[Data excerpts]
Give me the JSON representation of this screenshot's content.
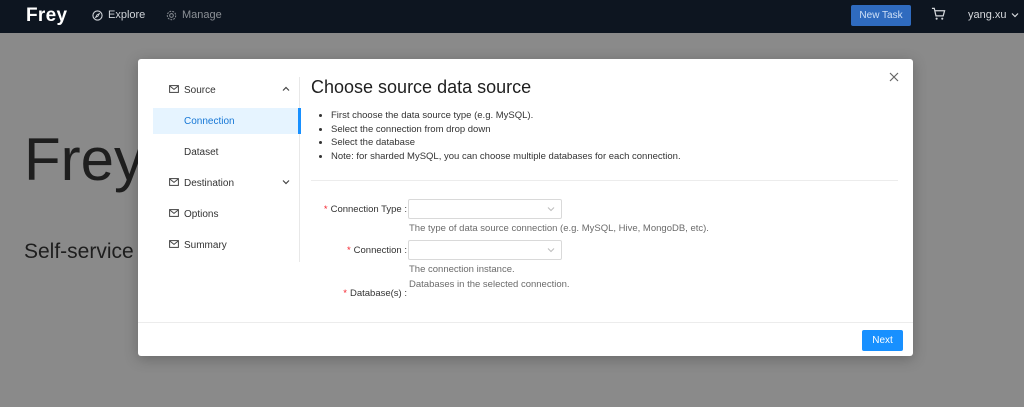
{
  "topbar": {
    "brand": "Frey",
    "nav": [
      {
        "label": "Explore",
        "icon": "compass-icon"
      },
      {
        "label": "Manage",
        "icon": "gear-icon"
      }
    ],
    "new_task_label": "New Task",
    "user_name": "yang.xu"
  },
  "background": {
    "title": "Frey",
    "subtitle": "Self-service"
  },
  "modal": {
    "sidebar": [
      {
        "label": "Source",
        "icon": "mail-icon",
        "expanded": true
      },
      {
        "label": "Connection",
        "active": true
      },
      {
        "label": "Dataset"
      },
      {
        "label": "Destination",
        "icon": "mail-icon",
        "expanded": false
      },
      {
        "label": "Options",
        "icon": "mail-icon"
      },
      {
        "label": "Summary",
        "icon": "mail-icon"
      }
    ],
    "title": "Choose source data source",
    "bullets": [
      "First choose the data source type (e.g. MySQL).",
      "Select the connection from drop down",
      "Select the database",
      "Note: for sharded MySQL, you can choose multiple databases for each connection."
    ],
    "form": {
      "connection_type": {
        "label": "Connection Type",
        "hint": "The type of data source connection (e.g. MySQL, Hive, MongoDB, etc)."
      },
      "connection": {
        "label": "Connection",
        "hint": "The connection instance."
      },
      "databases": {
        "label": "Database(s)",
        "hint": "Databases in the selected connection."
      }
    },
    "next_label": "Next"
  },
  "colors": {
    "topbar_bg": "#0d1520",
    "primary": "#1890ff",
    "active_bg": "#e6f4ff",
    "required": "#f5222d",
    "overlay_bg": "#8a8a8a"
  }
}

TASK REQUIREMENTS: Set down the lines of the records above exactly, apart from the pictures.

WRITTEN SOLUTION:
Give me the JSON representation of this screenshot's content.
{
  "topbar": {
    "brand": "Frey",
    "nav": [
      {
        "label": "Explore",
        "icon": "compass-icon"
      },
      {
        "label": "Manage",
        "icon": "gear-icon"
      }
    ],
    "new_task_label": "New Task",
    "user_name": "yang.xu"
  },
  "background": {
    "title": "Frey",
    "subtitle": "Self-service"
  },
  "modal": {
    "sidebar": [
      {
        "label": "Source",
        "icon": "mail-icon",
        "expanded": true
      },
      {
        "label": "Connection",
        "active": true
      },
      {
        "label": "Dataset"
      },
      {
        "label": "Destination",
        "icon": "mail-icon",
        "expanded": false
      },
      {
        "label": "Options",
        "icon": "mail-icon"
      },
      {
        "label": "Summary",
        "icon": "mail-icon"
      }
    ],
    "title": "Choose source data source",
    "bullets": [
      "First choose the data source type (e.g. MySQL).",
      "Select the connection from drop down",
      "Select the database",
      "Note: for sharded MySQL, you can choose multiple databases for each connection."
    ],
    "form": {
      "connection_type": {
        "label": "Connection Type",
        "hint": "The type of data source connection (e.g. MySQL, Hive, MongoDB, etc)."
      },
      "connection": {
        "label": "Connection",
        "hint": "The connection instance."
      },
      "databases": {
        "label": "Database(s)",
        "hint": "Databases in the selected connection."
      }
    },
    "next_label": "Next"
  },
  "colors": {
    "topbar_bg": "#0d1520",
    "primary": "#1890ff",
    "active_bg": "#e6f4ff",
    "required": "#f5222d",
    "overlay_bg": "#8a8a8a"
  }
}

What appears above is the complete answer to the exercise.